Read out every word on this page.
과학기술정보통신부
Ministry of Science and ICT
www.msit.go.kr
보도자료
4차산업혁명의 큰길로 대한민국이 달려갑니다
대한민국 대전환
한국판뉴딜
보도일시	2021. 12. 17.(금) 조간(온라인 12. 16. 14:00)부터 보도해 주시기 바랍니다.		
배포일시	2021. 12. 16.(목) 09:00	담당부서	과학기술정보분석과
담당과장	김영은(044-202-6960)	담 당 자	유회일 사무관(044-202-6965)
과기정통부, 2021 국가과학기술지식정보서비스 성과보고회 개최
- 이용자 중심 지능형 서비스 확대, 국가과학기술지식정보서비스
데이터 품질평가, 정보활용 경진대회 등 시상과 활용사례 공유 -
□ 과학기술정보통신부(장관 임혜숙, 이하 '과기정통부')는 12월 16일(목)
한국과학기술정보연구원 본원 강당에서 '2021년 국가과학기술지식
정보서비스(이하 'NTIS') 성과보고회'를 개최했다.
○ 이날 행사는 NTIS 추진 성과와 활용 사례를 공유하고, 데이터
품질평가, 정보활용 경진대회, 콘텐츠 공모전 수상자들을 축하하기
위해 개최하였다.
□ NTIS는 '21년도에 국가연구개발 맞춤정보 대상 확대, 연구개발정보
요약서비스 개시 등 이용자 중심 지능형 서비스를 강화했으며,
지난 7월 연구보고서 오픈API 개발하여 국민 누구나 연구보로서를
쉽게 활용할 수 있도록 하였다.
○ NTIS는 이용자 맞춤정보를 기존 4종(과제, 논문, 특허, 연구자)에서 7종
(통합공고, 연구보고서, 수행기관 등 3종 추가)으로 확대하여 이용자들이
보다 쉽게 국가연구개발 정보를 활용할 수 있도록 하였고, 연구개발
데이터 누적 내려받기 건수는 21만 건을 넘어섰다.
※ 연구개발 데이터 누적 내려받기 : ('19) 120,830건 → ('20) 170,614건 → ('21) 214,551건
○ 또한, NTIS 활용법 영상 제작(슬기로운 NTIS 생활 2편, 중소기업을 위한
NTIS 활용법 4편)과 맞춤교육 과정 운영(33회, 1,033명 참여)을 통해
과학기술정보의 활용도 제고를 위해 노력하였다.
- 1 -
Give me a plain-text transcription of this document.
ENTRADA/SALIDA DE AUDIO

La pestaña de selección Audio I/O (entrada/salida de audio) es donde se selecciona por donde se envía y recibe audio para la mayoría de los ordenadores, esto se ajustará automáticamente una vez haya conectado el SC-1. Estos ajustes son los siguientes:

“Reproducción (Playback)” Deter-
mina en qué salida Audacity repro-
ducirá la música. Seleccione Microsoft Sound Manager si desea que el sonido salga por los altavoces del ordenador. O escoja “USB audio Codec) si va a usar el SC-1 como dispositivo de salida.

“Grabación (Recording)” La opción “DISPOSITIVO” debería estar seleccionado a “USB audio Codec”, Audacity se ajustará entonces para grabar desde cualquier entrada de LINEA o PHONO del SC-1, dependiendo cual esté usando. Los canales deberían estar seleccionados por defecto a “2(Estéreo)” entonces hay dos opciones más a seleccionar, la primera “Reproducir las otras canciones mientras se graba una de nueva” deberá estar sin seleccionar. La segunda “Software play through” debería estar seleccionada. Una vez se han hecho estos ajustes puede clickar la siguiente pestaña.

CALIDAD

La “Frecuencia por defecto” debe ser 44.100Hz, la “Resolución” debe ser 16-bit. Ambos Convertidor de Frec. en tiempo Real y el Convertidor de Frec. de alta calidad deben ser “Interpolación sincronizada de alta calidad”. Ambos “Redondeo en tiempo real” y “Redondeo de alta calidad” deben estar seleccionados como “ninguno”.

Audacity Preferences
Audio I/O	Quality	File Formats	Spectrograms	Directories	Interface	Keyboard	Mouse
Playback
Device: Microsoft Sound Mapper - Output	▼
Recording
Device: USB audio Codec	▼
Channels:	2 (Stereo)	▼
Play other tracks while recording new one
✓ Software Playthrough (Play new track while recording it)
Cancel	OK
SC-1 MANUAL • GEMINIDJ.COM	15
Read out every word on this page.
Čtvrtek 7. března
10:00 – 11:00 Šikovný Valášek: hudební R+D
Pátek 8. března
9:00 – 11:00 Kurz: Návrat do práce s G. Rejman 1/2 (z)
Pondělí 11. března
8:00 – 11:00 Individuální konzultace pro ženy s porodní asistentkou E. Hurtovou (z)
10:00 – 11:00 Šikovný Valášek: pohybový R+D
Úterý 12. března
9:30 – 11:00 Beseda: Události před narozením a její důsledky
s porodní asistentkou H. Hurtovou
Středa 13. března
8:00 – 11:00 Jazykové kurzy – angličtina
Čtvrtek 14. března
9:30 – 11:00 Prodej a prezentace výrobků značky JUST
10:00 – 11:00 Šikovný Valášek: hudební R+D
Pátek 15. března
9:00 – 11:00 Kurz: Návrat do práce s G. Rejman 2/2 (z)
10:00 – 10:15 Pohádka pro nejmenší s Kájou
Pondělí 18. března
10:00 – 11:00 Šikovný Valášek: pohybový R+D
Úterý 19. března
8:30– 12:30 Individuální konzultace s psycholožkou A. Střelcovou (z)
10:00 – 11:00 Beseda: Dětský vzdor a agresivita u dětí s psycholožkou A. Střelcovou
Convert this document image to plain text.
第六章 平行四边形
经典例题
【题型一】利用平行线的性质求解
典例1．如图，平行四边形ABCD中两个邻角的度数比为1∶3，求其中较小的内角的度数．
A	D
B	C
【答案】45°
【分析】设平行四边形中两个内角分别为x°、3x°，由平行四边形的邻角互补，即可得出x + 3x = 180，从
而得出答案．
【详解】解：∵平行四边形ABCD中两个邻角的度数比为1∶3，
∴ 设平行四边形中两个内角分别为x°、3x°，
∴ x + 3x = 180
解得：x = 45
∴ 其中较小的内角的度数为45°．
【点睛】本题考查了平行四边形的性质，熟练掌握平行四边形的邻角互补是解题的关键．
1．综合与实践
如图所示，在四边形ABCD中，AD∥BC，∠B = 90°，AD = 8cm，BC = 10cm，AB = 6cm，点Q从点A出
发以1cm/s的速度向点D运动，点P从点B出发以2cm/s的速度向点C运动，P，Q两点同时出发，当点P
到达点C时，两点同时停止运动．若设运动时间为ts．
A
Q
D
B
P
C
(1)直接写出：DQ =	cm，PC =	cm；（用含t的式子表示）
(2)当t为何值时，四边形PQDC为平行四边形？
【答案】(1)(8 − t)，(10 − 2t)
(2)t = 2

▬▬▬▬▬▬▬▬▬▬

* SHORT EXERCISE *
From the data above, work out how many lines hold "Audacity". Answer with the number alone.

* TASK RESPONSE *
3